--- START OF MATERIAL SUPPLIED ---

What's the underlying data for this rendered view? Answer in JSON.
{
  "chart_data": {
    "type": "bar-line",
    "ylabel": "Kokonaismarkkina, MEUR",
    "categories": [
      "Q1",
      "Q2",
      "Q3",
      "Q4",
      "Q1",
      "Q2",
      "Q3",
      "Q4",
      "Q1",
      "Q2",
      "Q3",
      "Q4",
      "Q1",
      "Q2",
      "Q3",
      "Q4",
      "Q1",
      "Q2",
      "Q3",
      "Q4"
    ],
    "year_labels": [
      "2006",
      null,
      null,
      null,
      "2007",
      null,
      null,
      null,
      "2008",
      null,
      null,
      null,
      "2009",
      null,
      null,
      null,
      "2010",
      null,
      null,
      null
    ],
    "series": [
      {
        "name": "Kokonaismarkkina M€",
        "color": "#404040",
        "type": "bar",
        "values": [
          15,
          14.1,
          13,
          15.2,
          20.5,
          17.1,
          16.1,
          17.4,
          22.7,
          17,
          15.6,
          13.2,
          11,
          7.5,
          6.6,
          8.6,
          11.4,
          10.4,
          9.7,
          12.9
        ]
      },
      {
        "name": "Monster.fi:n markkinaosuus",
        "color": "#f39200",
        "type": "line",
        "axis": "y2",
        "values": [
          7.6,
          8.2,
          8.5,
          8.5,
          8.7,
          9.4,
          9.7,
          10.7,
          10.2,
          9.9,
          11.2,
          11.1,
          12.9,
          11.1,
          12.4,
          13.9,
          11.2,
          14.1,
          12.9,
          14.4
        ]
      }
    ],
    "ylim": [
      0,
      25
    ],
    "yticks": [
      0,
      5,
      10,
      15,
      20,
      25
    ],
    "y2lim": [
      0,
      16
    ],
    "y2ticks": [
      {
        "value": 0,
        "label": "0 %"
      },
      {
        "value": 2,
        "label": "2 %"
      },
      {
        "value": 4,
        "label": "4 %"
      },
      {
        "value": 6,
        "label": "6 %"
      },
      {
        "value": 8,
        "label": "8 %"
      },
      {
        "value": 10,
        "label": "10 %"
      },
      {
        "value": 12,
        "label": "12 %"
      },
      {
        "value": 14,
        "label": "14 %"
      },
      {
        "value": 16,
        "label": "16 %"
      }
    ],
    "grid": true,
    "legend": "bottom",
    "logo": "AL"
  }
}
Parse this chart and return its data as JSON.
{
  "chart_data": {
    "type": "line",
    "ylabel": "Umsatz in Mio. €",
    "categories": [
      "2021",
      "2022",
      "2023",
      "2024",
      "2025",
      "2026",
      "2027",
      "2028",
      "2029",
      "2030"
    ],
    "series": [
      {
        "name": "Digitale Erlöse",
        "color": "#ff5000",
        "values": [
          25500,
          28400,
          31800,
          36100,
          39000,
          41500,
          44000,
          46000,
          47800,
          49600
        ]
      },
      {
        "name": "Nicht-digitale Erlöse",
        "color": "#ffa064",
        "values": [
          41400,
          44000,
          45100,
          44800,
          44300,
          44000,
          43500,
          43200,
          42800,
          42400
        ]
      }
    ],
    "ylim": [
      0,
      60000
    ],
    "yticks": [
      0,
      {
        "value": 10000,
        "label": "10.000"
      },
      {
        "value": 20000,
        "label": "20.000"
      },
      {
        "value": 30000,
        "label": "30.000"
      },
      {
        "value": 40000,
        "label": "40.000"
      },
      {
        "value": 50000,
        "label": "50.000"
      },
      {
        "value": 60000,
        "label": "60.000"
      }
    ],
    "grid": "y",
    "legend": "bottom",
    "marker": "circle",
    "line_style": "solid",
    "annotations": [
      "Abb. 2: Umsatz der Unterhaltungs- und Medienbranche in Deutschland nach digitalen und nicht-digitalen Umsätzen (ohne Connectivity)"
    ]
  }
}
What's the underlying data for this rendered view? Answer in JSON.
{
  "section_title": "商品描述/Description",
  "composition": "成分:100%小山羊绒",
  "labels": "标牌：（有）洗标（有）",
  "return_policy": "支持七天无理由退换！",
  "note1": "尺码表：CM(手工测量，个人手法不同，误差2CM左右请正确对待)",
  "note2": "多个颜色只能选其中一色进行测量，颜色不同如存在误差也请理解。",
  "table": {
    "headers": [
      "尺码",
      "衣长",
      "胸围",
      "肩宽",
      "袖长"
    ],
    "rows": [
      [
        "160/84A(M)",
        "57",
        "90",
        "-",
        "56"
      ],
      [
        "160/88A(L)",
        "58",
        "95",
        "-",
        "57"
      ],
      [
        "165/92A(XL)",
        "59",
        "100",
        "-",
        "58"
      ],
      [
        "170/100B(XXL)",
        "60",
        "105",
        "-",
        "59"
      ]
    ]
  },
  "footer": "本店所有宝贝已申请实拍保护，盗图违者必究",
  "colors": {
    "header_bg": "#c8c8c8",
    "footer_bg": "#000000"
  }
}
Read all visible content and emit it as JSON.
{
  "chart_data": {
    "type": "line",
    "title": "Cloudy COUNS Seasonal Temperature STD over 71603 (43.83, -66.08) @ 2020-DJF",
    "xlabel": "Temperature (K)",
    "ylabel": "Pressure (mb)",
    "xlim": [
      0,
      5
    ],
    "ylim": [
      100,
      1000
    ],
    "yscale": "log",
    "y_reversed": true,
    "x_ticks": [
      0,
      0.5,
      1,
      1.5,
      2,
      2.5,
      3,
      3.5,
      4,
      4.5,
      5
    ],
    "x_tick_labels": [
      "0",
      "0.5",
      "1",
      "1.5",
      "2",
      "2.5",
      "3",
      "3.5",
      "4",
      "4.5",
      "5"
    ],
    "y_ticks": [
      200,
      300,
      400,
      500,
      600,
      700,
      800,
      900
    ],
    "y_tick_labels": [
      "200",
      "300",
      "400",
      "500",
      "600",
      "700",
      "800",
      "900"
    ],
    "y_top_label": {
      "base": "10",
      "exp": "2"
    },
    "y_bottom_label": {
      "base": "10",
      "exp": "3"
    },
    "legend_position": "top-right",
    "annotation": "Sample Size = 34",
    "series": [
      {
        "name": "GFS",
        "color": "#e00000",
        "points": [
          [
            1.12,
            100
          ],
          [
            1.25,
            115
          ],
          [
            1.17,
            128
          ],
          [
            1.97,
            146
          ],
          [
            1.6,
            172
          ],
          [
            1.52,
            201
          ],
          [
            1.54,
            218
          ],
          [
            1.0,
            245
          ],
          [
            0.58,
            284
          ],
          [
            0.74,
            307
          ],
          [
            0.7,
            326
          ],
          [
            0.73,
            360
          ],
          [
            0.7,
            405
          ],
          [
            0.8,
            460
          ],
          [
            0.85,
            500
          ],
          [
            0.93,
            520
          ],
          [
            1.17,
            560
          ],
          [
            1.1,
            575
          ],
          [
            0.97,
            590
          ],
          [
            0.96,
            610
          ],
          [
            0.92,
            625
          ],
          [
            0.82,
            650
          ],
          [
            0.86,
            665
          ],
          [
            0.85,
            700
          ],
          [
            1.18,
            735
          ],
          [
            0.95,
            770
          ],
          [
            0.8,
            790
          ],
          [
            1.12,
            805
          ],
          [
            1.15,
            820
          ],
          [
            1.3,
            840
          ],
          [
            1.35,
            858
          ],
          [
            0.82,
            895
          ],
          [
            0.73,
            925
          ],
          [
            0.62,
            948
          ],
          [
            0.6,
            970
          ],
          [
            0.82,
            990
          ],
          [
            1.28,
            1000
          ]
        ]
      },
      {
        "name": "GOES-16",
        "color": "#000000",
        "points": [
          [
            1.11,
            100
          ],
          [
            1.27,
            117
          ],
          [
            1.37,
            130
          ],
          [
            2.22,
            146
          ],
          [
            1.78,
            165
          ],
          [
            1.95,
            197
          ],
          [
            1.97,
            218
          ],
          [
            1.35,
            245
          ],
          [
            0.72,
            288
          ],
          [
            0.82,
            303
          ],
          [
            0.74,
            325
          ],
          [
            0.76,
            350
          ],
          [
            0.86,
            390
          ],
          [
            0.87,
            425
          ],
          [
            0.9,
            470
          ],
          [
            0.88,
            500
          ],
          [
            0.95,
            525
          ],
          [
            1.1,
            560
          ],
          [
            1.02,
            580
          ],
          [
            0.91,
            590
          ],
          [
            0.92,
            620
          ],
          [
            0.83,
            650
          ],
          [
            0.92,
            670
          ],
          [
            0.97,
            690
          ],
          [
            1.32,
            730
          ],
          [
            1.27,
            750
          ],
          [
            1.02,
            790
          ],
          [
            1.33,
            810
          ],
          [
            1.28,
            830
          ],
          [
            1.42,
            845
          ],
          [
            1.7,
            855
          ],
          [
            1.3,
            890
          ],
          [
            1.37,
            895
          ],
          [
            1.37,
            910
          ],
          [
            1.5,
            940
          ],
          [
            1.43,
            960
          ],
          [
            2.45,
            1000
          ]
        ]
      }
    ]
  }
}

--- END OF MATERIAL SUPPLIED ---

**EXERCISE BRIEF:**
Count the lines of these entries that hold the string "JSON", and give only that number.

**WRITTEN RESPONSE:**
4